GIVEN TASK: The entries below should be transcribed in their entirety, exactly as written.

INPUT:
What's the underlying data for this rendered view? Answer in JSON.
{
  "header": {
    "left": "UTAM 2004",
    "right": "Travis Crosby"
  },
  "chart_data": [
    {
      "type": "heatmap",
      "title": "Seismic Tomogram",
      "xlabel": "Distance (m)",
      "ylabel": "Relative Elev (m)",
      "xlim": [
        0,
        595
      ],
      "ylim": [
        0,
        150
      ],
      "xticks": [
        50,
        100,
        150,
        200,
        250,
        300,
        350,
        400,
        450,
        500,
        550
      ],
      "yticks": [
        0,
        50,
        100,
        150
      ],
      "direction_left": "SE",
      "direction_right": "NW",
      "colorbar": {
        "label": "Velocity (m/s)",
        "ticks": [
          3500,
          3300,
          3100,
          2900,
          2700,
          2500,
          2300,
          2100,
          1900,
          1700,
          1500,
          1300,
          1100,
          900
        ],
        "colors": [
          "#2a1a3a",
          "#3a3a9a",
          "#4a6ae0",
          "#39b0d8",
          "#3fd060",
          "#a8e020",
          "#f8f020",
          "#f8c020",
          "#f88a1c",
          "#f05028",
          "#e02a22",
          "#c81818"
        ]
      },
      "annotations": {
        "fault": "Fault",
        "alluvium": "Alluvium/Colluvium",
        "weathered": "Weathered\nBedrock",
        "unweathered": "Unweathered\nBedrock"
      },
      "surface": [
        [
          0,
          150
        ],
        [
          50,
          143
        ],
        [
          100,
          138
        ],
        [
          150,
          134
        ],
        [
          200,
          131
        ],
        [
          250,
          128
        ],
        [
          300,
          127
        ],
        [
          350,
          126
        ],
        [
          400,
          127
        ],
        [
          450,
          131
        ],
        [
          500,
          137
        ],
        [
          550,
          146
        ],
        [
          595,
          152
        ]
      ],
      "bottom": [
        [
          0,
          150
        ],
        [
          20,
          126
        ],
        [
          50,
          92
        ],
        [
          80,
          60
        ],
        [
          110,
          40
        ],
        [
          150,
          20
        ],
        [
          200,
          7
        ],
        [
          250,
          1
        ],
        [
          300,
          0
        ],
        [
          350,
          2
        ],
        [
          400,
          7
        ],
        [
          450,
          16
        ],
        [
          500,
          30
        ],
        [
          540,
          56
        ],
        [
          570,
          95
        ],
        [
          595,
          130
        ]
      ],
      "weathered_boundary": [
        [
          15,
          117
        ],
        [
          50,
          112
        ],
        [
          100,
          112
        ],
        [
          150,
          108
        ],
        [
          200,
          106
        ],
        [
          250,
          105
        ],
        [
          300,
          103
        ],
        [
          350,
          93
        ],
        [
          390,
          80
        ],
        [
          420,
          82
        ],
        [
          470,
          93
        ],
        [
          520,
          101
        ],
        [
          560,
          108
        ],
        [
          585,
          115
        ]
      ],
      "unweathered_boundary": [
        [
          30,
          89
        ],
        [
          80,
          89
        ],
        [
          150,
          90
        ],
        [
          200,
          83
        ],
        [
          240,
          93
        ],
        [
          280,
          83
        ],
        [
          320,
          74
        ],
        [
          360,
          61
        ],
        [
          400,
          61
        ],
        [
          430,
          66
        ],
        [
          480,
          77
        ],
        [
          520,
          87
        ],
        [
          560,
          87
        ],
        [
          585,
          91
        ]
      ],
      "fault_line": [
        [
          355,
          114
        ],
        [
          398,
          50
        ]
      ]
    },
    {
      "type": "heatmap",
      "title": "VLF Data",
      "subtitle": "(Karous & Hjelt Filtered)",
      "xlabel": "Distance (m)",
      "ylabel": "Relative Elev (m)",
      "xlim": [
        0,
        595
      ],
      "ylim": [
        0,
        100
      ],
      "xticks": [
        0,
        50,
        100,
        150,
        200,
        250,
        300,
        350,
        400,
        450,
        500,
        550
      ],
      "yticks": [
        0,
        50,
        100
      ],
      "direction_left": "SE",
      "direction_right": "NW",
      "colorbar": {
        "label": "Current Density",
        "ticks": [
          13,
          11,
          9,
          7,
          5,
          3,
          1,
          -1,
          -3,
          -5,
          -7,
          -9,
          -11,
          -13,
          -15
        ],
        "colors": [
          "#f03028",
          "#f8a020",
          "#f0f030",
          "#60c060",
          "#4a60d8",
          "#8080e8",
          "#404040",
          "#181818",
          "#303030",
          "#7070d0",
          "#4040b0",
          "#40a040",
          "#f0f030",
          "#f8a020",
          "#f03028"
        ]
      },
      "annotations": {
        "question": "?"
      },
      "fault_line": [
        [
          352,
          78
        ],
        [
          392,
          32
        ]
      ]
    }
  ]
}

SOLUTION TO THE PROBLEM:
What's the underlying data for this rendered view? Answer in JSON.
{
  "header": {
    "left": "UTAM 2004",
    "right": "Travis Crosby"
  },
  "chart_data": [
    {
      "type": "heatmap",
      "title": "Seismic Tomogram",
      "xlabel": "Distance (m)",
      "ylabel": "Relative Elev (m)",
      "xlim": [
        0,
        595
      ],
      "ylim": [
        0,
        150
      ],
      "xticks": [
        50,
        100,
        150,
        200,
        250,
        300,
        350,
        400,
        450,
        500,
        550
      ],
      "yticks": [
        0,
        50,
        100,
        150
      ],
      "direction_left": "SE",
      "direction_right": "NW",
      "colorbar": {
        "label": "Velocity (m/s)",
        "ticks": [
          3500,
          3300,
          3100,
          2900,
          2700,
          2500,
          2300,
          2100,
          1900,
          1700,
          1500,
          1300,
          1100,
          900
        ],
        "colors": [
          "#2a1a3a",
          "#3a3a9a",
          "#4a6ae0",
          "#39b0d8",
          "#3fd060",
          "#a8e020",
          "#f8f020",
          "#f8c020",
          "#f88a1c",
          "#f05028",
          "#e02a22",
          "#c81818"
        ]
      },
      "annotations": {
        "fault": "Fault",
        "alluvium": "Alluvium/Colluvium",
        "weathered": "Weathered\nBedrock",
        "unweathered": "Unweathered\nBedrock"
      },
      "surface": [
        [
          0,
          150
        ],
        [
          50,
          143
        ],
        [
          100,
          138
        ],
        [
          150,
          134
        ],
        [
          200,
          131
        ],
        [
          250,
          128
        ],
        [
          300,
          127
        ],
        [
          350,
          126
        ],
        [
          400,
          127
        ],
        [
          450,
          131
        ],
        [
          500,
          137
        ],
        [
          550,
          146
        ],
        [
          595,
          152
        ]
      ],
      "bottom": [
        [
          0,
          150
        ],
        [
          20,
          126
        ],
        [
          50,
          92
        ],
        [
          80,
          60
        ],
        [
          110,
          40
        ],
        [
          150,
          20
        ],
        [
          200,
          7
        ],
        [
          250,
          1
        ],
        [
          300,
          0
        ],
        [
          350,
          2
        ],
        [
          400,
          7
        ],
        [
          450,
          16
        ],
        [
          500,
          30
        ],
        [
          540,
          56
        ],
        [
          570,
          95
        ],
        [
          595,
          130
        ]
      ],
      "weathered_boundary": [
        [
          15,
          117
        ],
        [
          50,
          112
        ],
        [
          100,
          112
        ],
        [
          150,
          108
        ],
        [
          200,
          106
        ],
        [
          250,
          105
        ],
        [
          300,
          103
        ],
        [
          350,
          93
        ],
        [
          390,
          80
        ],
        [
          420,
          82
        ],
        [
          470,
          93
        ],
        [
          520,
          101
        ],
        [
          560,
          108
        ],
        [
          585,
          115
        ]
      ],
      "unweathered_boundary": [
        [
          30,
          89
        ],
        [
          80,
          89
        ],
        [
          150,
          90
        ],
        [
          200,
          83
        ],
        [
          240,
          93
        ],
        [
          280,
          83
        ],
        [
          320,
          74
        ],
        [
          360,
          61
        ],
        [
          400,
          61
        ],
        [
          430,
          66
        ],
        [
          480,
          77
        ],
        [
          520,
          87
        ],
        [
          560,
          87
        ],
        [
          585,
          91
        ]
      ],
      "fault_line": [
        [
          355,
          114
        ],
        [
          398,
          50
        ]
      ]
    },
    {
      "type": "heatmap",
      "title": "VLF Data",
      "subtitle": "(Karous & Hjelt Filtered)",
      "xlabel": "Distance (m)",
      "ylabel": "Relative Elev (m)",
      "xlim": [
        0,
        595
      ],
      "ylim": [
        0,
        100
      ],
      "xticks": [
        0,
        50,
        100,
        150,
        200,
        250,
        300,
        350,
        400,
        450,
        500,
        550
      ],
      "yticks": [
        0,
        50,
        100
      ],
      "direction_left": "SE",
      "direction_right": "NW",
      "colorbar": {
        "label": "Current Density",
        "ticks": [
          13,
          11,
          9,
          7,
          5,
          3,
          1,
          -1,
          -3,
          -5,
          -7,
          -9,
          -11,
          -13,
          -15
        ],
        "colors": [
          "#f03028",
          "#f8a020",
          "#f0f030",
          "#60c060",
          "#4a60d8",
          "#8080e8",
          "#404040",
          "#181818",
          "#303030",
          "#7070d0",
          "#4040b0",
          "#40a040",
          "#f0f030",
          "#f8a020",
          "#f03028"
        ]
      },
      "annotations": {
        "question": "?"
      },
      "fault_line": [
        [
          352,
          78
        ],
        [
          392,
          32
        ]
      ]
    }
  ]
}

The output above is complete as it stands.